§ DATASET CONTENT:
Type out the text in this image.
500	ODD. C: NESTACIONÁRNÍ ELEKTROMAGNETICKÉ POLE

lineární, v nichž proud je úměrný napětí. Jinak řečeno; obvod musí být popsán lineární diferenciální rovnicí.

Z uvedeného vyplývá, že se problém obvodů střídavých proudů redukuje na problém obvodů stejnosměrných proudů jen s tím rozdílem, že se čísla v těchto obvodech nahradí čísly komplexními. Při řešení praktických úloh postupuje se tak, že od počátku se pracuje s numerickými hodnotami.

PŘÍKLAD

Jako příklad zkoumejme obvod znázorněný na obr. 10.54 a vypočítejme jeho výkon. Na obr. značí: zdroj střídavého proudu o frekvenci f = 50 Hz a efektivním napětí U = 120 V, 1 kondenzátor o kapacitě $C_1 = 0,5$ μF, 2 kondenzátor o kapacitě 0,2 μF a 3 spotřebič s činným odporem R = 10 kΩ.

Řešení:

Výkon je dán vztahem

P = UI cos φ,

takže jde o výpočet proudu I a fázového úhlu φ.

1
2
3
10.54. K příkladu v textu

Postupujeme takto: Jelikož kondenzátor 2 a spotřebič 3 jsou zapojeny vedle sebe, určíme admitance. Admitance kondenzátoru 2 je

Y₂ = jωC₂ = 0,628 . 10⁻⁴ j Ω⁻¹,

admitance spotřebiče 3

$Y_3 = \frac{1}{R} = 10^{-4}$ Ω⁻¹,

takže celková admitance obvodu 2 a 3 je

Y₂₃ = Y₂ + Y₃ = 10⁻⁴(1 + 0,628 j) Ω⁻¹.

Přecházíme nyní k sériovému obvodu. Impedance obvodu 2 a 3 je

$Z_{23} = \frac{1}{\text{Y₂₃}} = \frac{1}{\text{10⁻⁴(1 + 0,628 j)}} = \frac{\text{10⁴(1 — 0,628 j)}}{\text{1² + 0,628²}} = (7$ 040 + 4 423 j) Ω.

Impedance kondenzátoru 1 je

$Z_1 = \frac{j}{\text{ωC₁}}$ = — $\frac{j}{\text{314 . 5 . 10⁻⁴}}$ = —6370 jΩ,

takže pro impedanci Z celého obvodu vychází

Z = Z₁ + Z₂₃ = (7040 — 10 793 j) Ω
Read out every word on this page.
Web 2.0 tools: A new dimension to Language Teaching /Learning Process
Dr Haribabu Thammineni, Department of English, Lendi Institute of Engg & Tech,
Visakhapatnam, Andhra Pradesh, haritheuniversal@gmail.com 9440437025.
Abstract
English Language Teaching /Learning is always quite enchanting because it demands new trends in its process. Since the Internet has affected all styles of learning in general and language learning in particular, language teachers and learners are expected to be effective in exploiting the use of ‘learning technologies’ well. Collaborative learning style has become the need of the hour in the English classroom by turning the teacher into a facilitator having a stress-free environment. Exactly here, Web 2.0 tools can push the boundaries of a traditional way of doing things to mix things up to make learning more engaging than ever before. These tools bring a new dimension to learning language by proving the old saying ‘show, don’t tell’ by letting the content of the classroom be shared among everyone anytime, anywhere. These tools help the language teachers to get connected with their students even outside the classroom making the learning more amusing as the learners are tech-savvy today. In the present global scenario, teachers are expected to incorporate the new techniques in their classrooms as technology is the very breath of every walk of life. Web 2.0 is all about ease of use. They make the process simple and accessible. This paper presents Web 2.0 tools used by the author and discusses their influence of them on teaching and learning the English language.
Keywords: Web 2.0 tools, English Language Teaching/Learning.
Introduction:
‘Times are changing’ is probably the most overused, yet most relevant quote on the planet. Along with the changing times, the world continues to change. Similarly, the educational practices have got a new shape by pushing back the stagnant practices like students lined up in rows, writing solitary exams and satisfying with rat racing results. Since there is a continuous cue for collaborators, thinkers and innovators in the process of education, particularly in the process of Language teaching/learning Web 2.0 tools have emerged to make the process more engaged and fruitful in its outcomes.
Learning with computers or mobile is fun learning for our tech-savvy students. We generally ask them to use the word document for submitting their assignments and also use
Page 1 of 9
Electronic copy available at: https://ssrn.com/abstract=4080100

§ SHORT TASK: From the listing above, extract every line exactly as it stands.

§ FINISHED EXERCISE:
Type out the text in this image.
500	ODD. C: NESTACIONÁRNÍ ELEKTROMAGNETICKÉ POLE

lineární, v nichž proud je úměrný napětí. Jinak řečeno; obvod musí být popsán lineární diferenciální rovnicí.

Z uvedeného vyplývá, že se problém obvodů střídavých proudů redukuje na problém obvodů stejnosměrných proudů jen s tím rozdílem, že se čísla v těchto obvodech nahradí čísly komplexními. Při řešení praktických úloh postupuje se tak, že od počátku se pracuje s numerickými hodnotami.

PŘÍKLAD

Jako příklad zkoumejme obvod znázorněný na obr. 10.54 a vypočítejme jeho výkon. Na obr. značí: zdroj střídavého proudu o frekvenci f = 50 Hz a efektivním napětí U = 120 V, 1 kondenzátor o kapacitě $C_1 = 0,5$ μF, 2 kondenzátor o kapacitě 0,2 μF a 3 spotřebič s činným odporem R = 10 kΩ.

Řešení:

Výkon je dán vztahem

P = UI cos φ,

takže jde o výpočet proudu I a fázového úhlu φ.

1
2
3
10.54. K příkladu v textu

Postupujeme takto: Jelikož kondenzátor 2 a spotřebič 3 jsou zapojeny vedle sebe, určíme admitance. Admitance kondenzátoru 2 je

Y₂ = jωC₂ = 0,628 . 10⁻⁴ j Ω⁻¹,

admitance spotřebiče 3

$Y_3 = \frac{1}{R} = 10^{-4}$ Ω⁻¹,

takže celková admitance obvodu 2 a 3 je

Y₂₃ = Y₂ + Y₃ = 10⁻⁴(1 + 0,628 j) Ω⁻¹.

Přecházíme nyní k sériovému obvodu. Impedance obvodu 2 a 3 je

$Z_{23} = \frac{1}{\text{Y₂₃}} = \frac{1}{\text{10⁻⁴(1 + 0,628 j)}} = \frac{\text{10⁴(1 — 0,628 j)}}{\text{1² + 0,628²}} = (7$ 040 + 4 423 j) Ω.

Impedance kondenzátoru 1 je

$Z_1 = \frac{j}{\text{ωC₁}}$ = — $\frac{j}{\text{314 . 5 . 10⁻⁴}}$ = —6370 jΩ,

takže pro impedanci Z celého obvodu vychází

Z = Z₁ + Z₂₃ = (7040 — 10 793 j) Ω
Read out every word on this page.
Web 2.0 tools: A new dimension to Language Teaching /Learning Process
Dr Haribabu Thammineni, Department of English, Lendi Institute of Engg & Tech,
Visakhapatnam, Andhra Pradesh, haritheuniversal@gmail.com 9440437025.
Abstract
English Language Teaching /Learning is always quite enchanting because it demands new trends in its process. Since the Internet has affected all styles of learning in general and language learning in particular, language teachers and learners are expected to be effective in exploiting the use of ‘learning technologies’ well. Collaborative learning style has become the need of the hour in the English classroom by turning the teacher into a facilitator having a stress-free environment. Exactly here, Web 2.0 tools can push the boundaries of a traditional way of doing things to mix things up to make learning more engaging than ever before. These tools bring a new dimension to learning language by proving the old saying ‘show, don’t tell’ by letting the content of the classroom be shared among everyone anytime, anywhere. These tools help the language teachers to get connected with their students even outside the classroom making the learning more amusing as the learners are tech-savvy today. In the present global scenario, teachers are expected to incorporate the new techniques in their classrooms as technology is the very breath of every walk of life. Web 2.0 is all about ease of use. They make the process simple and accessible. This paper presents Web 2.0 tools used by the author and discusses their influence of them on teaching and learning the English language.
Keywords: Web 2.0 tools, English Language Teaching/Learning.
Introduction:
‘Times are changing’ is probably the most overused, yet most relevant quote on the planet. Along with the changing times, the world continues to change. Similarly, the educational practices have got a new shape by pushing back the stagnant practices like students lined up in rows, writing solitary exams and satisfying with rat racing results. Since there is a continuous cue for collaborators, thinkers and innovators in the process of education, particularly in the process of Language teaching/learning Web 2.0 tools have emerged to make the process more engaged and fruitful in its outcomes.
Learning with computers or mobile is fun learning for our tech-savvy students. We generally ask them to use the word document for submitting their assignments and also use
Page 1 of 9
Electronic copy available at: https://ssrn.com/abstract=4080100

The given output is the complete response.